What the exercise asks: Only the lines of the data holding the string "Thermal" need to be returned.

Available data:
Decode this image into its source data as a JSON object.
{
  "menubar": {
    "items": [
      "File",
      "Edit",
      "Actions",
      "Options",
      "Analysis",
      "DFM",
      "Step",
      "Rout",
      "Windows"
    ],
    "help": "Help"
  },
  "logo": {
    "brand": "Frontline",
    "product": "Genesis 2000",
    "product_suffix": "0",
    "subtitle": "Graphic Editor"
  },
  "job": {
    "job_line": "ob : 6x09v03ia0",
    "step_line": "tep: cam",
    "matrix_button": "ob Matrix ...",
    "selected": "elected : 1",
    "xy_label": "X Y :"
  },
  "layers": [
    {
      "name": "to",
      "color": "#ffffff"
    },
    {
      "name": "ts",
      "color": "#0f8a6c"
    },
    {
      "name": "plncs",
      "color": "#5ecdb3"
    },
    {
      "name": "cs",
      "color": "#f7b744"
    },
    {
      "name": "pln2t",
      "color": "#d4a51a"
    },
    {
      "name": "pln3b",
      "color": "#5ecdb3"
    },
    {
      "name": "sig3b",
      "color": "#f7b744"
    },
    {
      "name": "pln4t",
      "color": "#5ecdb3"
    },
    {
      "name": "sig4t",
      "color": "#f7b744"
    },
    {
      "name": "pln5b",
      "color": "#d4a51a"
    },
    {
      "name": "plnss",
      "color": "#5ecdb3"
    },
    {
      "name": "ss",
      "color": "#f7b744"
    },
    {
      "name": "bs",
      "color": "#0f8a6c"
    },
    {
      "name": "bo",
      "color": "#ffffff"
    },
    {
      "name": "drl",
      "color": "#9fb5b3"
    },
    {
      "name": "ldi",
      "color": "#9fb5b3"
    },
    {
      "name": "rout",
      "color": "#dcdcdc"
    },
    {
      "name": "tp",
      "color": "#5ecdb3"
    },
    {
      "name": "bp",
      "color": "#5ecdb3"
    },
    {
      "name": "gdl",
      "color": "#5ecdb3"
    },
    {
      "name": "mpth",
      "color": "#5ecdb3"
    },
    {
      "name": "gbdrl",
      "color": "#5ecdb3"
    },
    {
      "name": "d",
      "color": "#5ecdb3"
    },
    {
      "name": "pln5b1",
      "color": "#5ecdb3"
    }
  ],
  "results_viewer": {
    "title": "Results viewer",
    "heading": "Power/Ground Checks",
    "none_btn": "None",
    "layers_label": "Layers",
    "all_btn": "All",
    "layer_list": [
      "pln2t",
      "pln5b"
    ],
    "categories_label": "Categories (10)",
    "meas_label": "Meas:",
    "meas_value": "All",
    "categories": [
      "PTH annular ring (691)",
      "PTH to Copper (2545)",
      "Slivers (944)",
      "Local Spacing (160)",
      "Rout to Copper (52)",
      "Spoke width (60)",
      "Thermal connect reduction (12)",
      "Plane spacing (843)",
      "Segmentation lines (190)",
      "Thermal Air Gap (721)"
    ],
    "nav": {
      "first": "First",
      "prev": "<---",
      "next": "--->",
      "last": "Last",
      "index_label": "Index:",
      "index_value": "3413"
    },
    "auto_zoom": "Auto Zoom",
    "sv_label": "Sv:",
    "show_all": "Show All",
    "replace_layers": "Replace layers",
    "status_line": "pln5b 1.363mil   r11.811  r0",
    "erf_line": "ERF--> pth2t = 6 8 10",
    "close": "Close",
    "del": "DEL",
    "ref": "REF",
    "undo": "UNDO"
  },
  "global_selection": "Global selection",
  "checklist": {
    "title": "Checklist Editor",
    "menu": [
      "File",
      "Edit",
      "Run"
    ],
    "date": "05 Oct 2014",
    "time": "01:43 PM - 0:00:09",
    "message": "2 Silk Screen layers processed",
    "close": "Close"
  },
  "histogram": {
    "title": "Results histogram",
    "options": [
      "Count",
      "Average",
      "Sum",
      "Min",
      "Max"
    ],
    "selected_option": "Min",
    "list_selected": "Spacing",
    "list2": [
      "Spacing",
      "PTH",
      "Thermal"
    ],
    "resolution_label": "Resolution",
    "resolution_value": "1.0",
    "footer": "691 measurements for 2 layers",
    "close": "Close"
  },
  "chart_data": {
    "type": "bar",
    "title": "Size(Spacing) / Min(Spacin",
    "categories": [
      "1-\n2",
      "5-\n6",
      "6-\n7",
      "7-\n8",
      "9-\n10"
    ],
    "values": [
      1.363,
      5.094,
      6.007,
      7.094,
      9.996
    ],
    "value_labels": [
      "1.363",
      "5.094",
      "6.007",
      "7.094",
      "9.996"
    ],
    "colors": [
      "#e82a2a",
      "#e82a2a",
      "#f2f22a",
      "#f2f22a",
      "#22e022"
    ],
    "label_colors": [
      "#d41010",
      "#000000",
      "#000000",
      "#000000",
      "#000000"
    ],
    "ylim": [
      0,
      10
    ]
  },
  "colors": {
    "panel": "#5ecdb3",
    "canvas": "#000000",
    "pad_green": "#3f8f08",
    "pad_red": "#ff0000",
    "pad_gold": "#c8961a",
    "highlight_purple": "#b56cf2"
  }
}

Response area:
      "Thermal connect reduction (12)",
      "Thermal Air Gap (721)"
      "Thermal"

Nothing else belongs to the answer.